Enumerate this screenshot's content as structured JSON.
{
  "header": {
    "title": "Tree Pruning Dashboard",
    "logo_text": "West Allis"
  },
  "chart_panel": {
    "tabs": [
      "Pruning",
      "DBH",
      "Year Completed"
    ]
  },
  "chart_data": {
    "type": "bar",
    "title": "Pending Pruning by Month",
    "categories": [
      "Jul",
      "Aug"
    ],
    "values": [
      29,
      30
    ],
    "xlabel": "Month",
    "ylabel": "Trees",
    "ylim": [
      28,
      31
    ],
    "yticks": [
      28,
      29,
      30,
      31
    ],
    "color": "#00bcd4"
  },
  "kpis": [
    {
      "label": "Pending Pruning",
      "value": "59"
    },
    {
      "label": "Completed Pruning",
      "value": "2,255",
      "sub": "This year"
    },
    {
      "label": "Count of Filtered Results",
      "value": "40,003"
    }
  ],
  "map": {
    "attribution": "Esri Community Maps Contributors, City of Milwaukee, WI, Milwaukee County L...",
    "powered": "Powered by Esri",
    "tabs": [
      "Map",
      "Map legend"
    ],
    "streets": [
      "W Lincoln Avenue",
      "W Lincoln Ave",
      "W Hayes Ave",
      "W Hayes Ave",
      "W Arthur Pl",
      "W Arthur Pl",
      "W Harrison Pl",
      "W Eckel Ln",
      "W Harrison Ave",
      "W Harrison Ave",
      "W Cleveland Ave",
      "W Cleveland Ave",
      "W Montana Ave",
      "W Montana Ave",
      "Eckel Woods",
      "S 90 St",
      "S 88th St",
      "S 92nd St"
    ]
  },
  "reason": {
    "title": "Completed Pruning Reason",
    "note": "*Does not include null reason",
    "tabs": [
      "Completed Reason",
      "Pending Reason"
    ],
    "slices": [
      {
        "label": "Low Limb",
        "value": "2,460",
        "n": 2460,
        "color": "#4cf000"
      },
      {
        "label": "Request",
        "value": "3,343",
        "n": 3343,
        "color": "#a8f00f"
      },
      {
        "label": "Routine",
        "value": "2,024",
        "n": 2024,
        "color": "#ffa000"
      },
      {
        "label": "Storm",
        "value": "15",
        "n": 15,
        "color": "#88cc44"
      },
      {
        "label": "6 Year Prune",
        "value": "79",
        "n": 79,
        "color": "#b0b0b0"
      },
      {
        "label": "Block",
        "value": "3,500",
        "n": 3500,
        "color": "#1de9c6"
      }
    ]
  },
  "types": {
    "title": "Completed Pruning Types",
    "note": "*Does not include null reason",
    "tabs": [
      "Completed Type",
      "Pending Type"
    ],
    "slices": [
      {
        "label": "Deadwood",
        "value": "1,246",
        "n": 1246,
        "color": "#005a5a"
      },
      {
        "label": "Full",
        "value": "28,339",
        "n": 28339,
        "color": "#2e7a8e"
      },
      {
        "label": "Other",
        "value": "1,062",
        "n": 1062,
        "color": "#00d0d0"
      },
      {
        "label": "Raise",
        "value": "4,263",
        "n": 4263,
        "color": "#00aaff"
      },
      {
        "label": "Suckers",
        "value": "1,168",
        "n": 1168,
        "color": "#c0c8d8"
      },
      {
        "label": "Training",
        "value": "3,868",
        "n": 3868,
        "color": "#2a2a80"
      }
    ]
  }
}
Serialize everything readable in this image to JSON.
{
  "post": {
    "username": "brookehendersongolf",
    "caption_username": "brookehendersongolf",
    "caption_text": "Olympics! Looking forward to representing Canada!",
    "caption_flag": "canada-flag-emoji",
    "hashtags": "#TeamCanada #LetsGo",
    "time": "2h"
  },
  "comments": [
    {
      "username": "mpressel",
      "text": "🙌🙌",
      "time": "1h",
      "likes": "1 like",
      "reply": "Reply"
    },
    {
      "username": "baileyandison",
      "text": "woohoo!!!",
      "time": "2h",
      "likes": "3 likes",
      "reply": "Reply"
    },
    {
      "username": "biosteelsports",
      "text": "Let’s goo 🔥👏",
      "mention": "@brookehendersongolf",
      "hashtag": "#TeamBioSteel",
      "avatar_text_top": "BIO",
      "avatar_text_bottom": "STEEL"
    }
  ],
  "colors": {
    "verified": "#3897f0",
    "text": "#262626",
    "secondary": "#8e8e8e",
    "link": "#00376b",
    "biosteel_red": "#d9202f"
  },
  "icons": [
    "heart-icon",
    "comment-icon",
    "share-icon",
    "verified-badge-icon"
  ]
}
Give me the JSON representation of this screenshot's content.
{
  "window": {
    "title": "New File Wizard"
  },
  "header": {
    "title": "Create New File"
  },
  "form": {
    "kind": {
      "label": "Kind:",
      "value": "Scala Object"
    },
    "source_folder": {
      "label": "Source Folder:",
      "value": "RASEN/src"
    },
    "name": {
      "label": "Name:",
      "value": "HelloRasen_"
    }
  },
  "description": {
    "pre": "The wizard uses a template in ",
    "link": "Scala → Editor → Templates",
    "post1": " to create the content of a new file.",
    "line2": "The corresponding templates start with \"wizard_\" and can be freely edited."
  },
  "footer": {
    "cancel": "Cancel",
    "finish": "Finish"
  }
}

> [Work to do]: Once more, set down the full listing, verbatim.

> [Finished task]:
Enumerate this screenshot's content as structured JSON.
{
  "header": {
    "title": "Tree Pruning Dashboard",
    "logo_text": "West Allis"
  },
  "chart_panel": {
    "tabs": [
      "Pruning",
      "DBH",
      "Year Completed"
    ]
  },
  "chart_data": {
    "type": "bar",
    "title": "Pending Pruning by Month",
    "categories": [
      "Jul",
      "Aug"
    ],
    "values": [
      29,
      30
    ],
    "xlabel": "Month",
    "ylabel": "Trees",
    "ylim": [
      28,
      31
    ],
    "yticks": [
      28,
      29,
      30,
      31
    ],
    "color": "#00bcd4"
  },
  "kpis": [
    {
      "label": "Pending Pruning",
      "value": "59"
    },
    {
      "label": "Completed Pruning",
      "value": "2,255",
      "sub": "This year"
    },
    {
      "label": "Count of Filtered Results",
      "value": "40,003"
    }
  ],
  "map": {
    "attribution": "Esri Community Maps Contributors, City of Milwaukee, WI, Milwaukee County L...",
    "powered": "Powered by Esri",
    "tabs": [
      "Map",
      "Map legend"
    ],
    "streets": [
      "W Lincoln Avenue",
      "W Lincoln Ave",
      "W Hayes Ave",
      "W Hayes Ave",
      "W Arthur Pl",
      "W Arthur Pl",
      "W Harrison Pl",
      "W Eckel Ln",
      "W Harrison Ave",
      "W Harrison Ave",
      "W Cleveland Ave",
      "W Cleveland Ave",
      "W Montana Ave",
      "W Montana Ave",
      "Eckel Woods",
      "S 90 St",
      "S 88th St",
      "S 92nd St"
    ]
  },
  "reason": {
    "title": "Completed Pruning Reason",
    "note": "*Does not include null reason",
    "tabs": [
      "Completed Reason",
      "Pending Reason"
    ],
    "slices": [
      {
        "label": "Low Limb",
        "value": "2,460",
        "n": 2460,
        "color": "#4cf000"
      },
      {
        "label": "Request",
        "value": "3,343",
        "n": 3343,
        "color": "#a8f00f"
      },
      {
        "label": "Routine",
        "value": "2,024",
        "n": 2024,
        "color": "#ffa000"
      },
      {
        "label": "Storm",
        "value": "15",
        "n": 15,
        "color": "#88cc44"
      },
      {
        "label": "6 Year Prune",
        "value": "79",
        "n": 79,
        "color": "#b0b0b0"
      },
      {
        "label": "Block",
        "value": "3,500",
        "n": 3500,
        "color": "#1de9c6"
      }
    ]
  },
  "types": {
    "title": "Completed Pruning Types",
    "note": "*Does not include null reason",
    "tabs": [
      "Completed Type",
      "Pending Type"
    ],
    "slices": [
      {
        "label": "Deadwood",
        "value": "1,246",
        "n": 1246,
        "color": "#005a5a"
      },
      {
        "label": "Full",
        "value": "28,339",
        "n": 28339,
        "color": "#2e7a8e"
      },
      {
        "label": "Other",
        "value": "1,062",
        "n": 1062,
        "color": "#00d0d0"
      },
      {
        "label": "Raise",
        "value": "4,263",
        "n": 4263,
        "color": "#00aaff"
      },
      {
        "label": "Suckers",
        "value": "1,168",
        "n": 1168,
        "color": "#c0c8d8"
      },
      {
        "label": "Training",
        "value": "3,868",
        "n": 3868,
        "color": "#2a2a80"
      }
    ]
  }
}
Serialize everything readable in this image to JSON.
{
  "post": {
    "username": "brookehendersongolf",
    "caption_username": "brookehendersongolf",
    "caption_text": "Olympics! Looking forward to representing Canada!",
    "caption_flag": "canada-flag-emoji",
    "hashtags": "#TeamCanada #LetsGo",
    "time": "2h"
  },
  "comments": [
    {
      "username": "mpressel",
      "text": "🙌🙌",
      "time": "1h",
      "likes": "1 like",
      "reply": "Reply"
    },
    {
      "username": "baileyandison",
      "text": "woohoo!!!",
      "time": "2h",
      "likes": "3 likes",
      "reply": "Reply"
    },
    {
      "username": "biosteelsports",
      "text": "Let’s goo 🔥👏",
      "mention": "@brookehendersongolf",
      "hashtag": "#TeamBioSteel",
      "avatar_text_top": "BIO",
      "avatar_text_bottom": "STEEL"
    }
  ],
  "colors": {
    "verified": "#3897f0",
    "text": "#262626",
    "secondary": "#8e8e8e",
    "link": "#00376b",
    "biosteel_red": "#d9202f"
  },
  "icons": [
    "heart-icon",
    "comment-icon",
    "share-icon",
    "verified-badge-icon"
  ]
}
Give me the JSON representation of this screenshot's content.
{
  "window": {
    "title": "New File Wizard"
  },
  "header": {
    "title": "Create New File"
  },
  "form": {
    "kind": {
      "label": "Kind:",
      "value": "Scala Object"
    },
    "source_folder": {
      "label": "Source Folder:",
      "value": "RASEN/src"
    },
    "name": {
      "label": "Name:",
      "value": "HelloRasen_"
    }
  },
  "description": {
    "pre": "The wizard uses a template in ",
    "link": "Scala → Editor → Templates",
    "post1": " to create the content of a new file.",
    "line2": "The corresponding templates start with \"wizard_\" and can be freely edited."
  },
  "footer": {
    "cancel": "Cancel",
    "finish": "Finish"
  }
}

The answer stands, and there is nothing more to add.